### TASK STATEMENT
Reproduce the entire listing word for word.
:: LISTED RECORDS ::
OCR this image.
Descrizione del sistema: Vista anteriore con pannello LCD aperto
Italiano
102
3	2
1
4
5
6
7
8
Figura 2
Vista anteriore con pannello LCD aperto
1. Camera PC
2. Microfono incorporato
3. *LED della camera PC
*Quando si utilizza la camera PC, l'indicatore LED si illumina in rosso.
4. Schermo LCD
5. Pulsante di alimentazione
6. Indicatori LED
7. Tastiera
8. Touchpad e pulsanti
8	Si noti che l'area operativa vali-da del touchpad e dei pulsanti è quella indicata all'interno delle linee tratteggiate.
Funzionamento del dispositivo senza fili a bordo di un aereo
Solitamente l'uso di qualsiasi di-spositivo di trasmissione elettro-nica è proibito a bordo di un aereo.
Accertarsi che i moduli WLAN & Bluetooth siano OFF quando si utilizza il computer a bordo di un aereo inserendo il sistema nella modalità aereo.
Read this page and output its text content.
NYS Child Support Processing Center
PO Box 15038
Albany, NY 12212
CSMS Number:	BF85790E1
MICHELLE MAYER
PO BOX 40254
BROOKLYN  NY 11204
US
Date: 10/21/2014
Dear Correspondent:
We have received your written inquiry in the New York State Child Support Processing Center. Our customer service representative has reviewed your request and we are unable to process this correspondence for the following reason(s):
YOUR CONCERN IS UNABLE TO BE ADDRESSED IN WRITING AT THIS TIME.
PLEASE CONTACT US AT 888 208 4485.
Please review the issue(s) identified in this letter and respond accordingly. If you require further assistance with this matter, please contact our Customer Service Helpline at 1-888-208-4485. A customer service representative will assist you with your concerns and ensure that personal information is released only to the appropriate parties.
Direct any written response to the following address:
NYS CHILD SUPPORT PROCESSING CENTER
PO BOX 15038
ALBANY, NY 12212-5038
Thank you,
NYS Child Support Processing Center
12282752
:::
### SOLUTION TO THIS TASK
OCR this image.
Descrizione del sistema: Vista anteriore con pannello LCD aperto
Italiano
102
3	2
1
4
5
6
7
8
Figura 2
Vista anteriore con pannello LCD aperto
1. Camera PC
2. Microfono incorporato
3. *LED della camera PC
*Quando si utilizza la camera PC, l'indicatore LED si illumina in rosso.
4. Schermo LCD
5. Pulsante di alimentazione
6. Indicatori LED
7. Tastiera
8. Touchpad e pulsanti
8	Si noti che l'area operativa vali-da del touchpad e dei pulsanti è quella indicata all'interno delle linee tratteggiate.
Funzionamento del dispositivo senza fili a bordo di un aereo
Solitamente l'uso di qualsiasi di-spositivo di trasmissione elettro-nica è proibito a bordo di un aereo.
Accertarsi che i moduli WLAN & Bluetooth siano OFF quando si utilizza il computer a bordo di un aereo inserendo il sistema nella modalità aereo.
Read this page and output its text content.
NYS Child Support Processing Center
PO Box 15038
Albany, NY 12212
CSMS Number:	BF85790E1
MICHELLE MAYER
PO BOX 40254
BROOKLYN  NY 11204
US
Date: 10/21/2014
Dear Correspondent:
We have received your written inquiry in the New York State Child Support Processing Center. Our customer service representative has reviewed your request and we are unable to process this correspondence for the following reason(s):
YOUR CONCERN IS UNABLE TO BE ADDRESSED IN WRITING AT THIS TIME.
PLEASE CONTACT US AT 888 208 4485.
Please review the issue(s) identified in this letter and respond accordingly. If you require further assistance with this matter, please contact our Customer Service Helpline at 1-888-208-4485. A customer service representative will assist you with your concerns and ensure that personal information is released only to the appropriate parties.
Direct any written response to the following address:
NYS CHILD SUPPORT PROCESSING CENTER
PO BOX 15038
ALBANY, NY 12212-5038
Thank you,
NYS Child Support Processing Center
12282752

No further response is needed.